• [EXTRACTED TEXT]:

In 1937, Boon Bros. had won the contract with an estimated cost of £10,300 for a major upgrade of the Everybody's Theatre, considered one of the biggest building jobs in New Plymouth at the time. Designed by architect Thomas H. Bates, the new façade and entrance foyer to the theatre, successfully matched the Art Deco decorations of the new design with the former traditional Art Nouveau theatre interior. It also had a tower‑like feature carrying a new neon sign. The theatre reopened on 29 July 1938 under the new name of Mayfair Theatre.

Between 1953 and 1984 there were several alterations and upgrades to the shops on the ground floor. In 2012, the Mayfair Cinema had to close for major earthquake strengthening works, in order to preserve its architectural integrity, while making it suitable for modern use. The development won a national award from the New Zealand Society for Earthquake Engineering.

After the refurbishment, Mayfair was primarily used as a live music and community arts space. It was positioned as a social hub, a place for drinks, dining, dancing, and events, with a function room that supported everything from comedy nights to community balls. In August 2020, it became a youth space run by the youth organisation Zeal.

• [DATA FOR ANALYSIS]:
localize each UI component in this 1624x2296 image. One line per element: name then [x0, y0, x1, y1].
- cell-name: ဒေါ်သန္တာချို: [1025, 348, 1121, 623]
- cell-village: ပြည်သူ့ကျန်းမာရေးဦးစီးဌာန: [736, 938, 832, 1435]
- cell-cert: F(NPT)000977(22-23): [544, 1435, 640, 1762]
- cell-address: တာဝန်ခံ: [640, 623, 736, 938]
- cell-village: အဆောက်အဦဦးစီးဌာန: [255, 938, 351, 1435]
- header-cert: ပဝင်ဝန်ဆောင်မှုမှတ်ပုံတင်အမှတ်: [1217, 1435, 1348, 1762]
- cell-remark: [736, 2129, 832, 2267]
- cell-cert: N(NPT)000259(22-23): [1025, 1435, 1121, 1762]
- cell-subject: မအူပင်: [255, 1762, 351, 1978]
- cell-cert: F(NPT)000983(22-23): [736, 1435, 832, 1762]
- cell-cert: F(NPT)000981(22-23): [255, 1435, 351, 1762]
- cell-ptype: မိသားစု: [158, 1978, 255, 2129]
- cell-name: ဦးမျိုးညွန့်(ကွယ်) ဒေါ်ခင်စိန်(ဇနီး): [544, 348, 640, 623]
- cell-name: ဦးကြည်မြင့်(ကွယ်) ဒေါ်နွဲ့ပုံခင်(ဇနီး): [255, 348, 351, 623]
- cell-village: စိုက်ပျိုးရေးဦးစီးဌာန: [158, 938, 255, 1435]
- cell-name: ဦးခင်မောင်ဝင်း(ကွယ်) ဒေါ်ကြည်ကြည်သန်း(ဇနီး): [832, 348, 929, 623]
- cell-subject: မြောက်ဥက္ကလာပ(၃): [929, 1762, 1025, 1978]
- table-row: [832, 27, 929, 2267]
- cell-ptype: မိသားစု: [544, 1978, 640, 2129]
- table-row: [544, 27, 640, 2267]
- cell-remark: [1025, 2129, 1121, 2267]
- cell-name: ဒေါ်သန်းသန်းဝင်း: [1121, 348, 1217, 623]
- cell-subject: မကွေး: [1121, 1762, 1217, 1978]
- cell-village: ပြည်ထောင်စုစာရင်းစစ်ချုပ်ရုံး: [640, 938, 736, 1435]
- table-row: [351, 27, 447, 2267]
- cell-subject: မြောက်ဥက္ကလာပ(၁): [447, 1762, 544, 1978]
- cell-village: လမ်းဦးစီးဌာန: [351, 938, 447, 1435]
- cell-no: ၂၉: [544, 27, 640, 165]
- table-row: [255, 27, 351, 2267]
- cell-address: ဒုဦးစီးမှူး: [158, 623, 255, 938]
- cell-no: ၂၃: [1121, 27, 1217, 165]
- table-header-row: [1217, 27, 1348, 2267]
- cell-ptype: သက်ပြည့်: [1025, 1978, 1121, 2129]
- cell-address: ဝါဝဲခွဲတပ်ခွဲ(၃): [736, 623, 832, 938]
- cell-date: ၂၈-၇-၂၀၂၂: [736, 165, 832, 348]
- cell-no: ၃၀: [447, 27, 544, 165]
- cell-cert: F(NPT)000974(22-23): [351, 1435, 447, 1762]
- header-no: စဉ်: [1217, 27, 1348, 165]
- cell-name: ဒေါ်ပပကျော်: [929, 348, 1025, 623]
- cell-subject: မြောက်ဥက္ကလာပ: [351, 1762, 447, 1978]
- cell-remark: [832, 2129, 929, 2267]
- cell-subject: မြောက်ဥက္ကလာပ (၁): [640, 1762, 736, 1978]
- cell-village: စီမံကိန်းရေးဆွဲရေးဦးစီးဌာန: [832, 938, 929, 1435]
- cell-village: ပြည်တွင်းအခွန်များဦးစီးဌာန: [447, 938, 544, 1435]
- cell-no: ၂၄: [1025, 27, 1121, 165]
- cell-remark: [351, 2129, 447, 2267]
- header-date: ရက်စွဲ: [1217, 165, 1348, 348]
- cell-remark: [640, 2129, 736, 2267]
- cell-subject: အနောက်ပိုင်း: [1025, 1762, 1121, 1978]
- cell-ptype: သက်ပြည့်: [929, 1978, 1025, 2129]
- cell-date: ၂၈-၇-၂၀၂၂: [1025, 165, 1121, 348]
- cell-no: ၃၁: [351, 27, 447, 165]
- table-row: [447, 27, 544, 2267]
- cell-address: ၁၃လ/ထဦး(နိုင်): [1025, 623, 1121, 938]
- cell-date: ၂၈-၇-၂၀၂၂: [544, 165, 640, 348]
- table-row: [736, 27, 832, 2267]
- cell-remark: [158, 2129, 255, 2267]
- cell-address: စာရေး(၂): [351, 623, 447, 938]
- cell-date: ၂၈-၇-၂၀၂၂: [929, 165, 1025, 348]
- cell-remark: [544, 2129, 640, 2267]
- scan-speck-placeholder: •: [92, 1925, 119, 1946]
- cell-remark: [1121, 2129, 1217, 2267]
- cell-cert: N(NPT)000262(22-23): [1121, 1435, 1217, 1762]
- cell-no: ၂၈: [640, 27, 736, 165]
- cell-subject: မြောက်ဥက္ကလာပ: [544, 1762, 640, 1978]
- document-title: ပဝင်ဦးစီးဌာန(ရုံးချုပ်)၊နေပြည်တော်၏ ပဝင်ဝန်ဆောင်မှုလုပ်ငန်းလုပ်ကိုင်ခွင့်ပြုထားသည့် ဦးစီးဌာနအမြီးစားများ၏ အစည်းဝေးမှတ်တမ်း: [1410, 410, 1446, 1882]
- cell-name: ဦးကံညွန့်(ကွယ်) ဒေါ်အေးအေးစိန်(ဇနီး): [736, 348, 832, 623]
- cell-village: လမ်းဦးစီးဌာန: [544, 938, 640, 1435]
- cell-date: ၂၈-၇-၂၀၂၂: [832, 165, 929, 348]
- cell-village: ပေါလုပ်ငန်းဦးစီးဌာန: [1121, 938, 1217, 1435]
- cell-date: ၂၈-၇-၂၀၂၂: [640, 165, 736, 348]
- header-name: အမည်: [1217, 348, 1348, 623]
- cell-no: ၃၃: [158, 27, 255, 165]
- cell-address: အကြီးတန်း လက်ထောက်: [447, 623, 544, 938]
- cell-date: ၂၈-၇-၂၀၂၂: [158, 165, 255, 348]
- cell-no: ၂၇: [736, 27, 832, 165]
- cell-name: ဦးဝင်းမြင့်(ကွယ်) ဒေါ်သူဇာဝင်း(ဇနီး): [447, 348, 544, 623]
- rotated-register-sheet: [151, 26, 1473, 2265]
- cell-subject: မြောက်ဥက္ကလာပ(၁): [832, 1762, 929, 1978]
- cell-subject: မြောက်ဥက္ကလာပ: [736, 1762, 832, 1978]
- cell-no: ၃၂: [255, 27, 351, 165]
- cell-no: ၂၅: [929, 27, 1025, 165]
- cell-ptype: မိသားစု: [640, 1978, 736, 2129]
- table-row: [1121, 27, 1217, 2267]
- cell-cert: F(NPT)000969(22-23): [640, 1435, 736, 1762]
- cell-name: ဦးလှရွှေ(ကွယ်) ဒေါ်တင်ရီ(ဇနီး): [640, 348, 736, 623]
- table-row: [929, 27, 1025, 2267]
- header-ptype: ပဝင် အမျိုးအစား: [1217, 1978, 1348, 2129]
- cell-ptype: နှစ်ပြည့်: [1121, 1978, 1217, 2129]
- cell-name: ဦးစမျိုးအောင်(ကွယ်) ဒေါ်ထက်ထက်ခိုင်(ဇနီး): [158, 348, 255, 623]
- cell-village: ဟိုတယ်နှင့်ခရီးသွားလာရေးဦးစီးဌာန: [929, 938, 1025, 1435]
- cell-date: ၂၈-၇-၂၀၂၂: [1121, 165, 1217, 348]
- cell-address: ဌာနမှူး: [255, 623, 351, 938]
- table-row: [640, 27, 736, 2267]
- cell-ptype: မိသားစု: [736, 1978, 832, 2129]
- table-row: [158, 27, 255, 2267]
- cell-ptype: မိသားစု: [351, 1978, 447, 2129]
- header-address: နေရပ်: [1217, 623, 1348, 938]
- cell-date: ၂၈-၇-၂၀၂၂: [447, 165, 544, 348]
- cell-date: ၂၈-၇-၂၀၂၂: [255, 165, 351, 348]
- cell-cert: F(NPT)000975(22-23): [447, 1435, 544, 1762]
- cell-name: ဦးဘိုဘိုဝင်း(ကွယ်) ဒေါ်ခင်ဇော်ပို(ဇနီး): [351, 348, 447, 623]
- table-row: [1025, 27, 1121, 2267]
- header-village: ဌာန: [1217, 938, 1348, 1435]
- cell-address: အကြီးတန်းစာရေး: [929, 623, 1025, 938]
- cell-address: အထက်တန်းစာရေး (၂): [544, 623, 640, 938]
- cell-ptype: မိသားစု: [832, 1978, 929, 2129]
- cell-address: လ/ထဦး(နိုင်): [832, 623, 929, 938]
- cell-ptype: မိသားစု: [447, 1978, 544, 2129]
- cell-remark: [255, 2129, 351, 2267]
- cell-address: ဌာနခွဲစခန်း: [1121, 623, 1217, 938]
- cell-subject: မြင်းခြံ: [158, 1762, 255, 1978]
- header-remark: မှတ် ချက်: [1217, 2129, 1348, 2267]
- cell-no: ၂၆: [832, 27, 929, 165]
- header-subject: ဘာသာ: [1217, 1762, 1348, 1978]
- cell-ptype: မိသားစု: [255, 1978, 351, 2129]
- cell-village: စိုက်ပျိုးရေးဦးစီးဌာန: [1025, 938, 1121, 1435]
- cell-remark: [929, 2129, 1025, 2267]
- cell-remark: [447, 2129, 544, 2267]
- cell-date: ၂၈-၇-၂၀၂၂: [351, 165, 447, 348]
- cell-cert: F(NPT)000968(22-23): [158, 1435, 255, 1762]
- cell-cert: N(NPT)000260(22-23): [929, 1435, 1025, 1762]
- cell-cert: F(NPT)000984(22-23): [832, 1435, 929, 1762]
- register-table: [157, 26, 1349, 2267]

• [ACTIONS TO TAKE]:
A) From the Mayfair Theatre text, retype the stretch from "In 1937, Boon" through "of Mayfair Theatre.".
B) Using the Mayfair Theatre text, state whether each statement agrees with it. Answer yes or no and quote the deciding words. (i) The 1937 upgrade contract carried an estimated cost of £10,300. (ii) The theatre reopened under its new name in 1937. (iii) In August 2020 the building became a youth space run by Zeal.
C) According to the Mayfair Theatre text, why did the Mayfair Cinema close in 2012? Answer in one to three sentences.

• [EXPECTED RESULTS]:
A)
In 1937, Boon Bros. had won the contract with an estimated cost of £10,300 for a major upgrade of the Everybody's Theatre, considered one of the biggest building jobs in New Plymouth at the time. Designed by architect Thomas H. Bates, the new façade and entrance foyer to the theatre, successfully matched the Art Deco decorations of the new design with the former traditional Art Nouveau theatre interior. It also had a tower‑like feature carrying a new neon sign. The theatre reopened on 29 July 1938 under the new name of Mayfair Theatre.

B)
(i) Yes: "with an estimated cost of £10,300"
(ii) No: "The theatre reopened on 29 July 1938 under the new name of Mayfair Theatre."
(iii) Yes: "In August 2020, it became a youth space run by the youth organisation Zeal."

C) The Mayfair Cinema closed for major earthquake strengthening works. These works were meant to preserve its architectural integrity while making it suitable for modern use.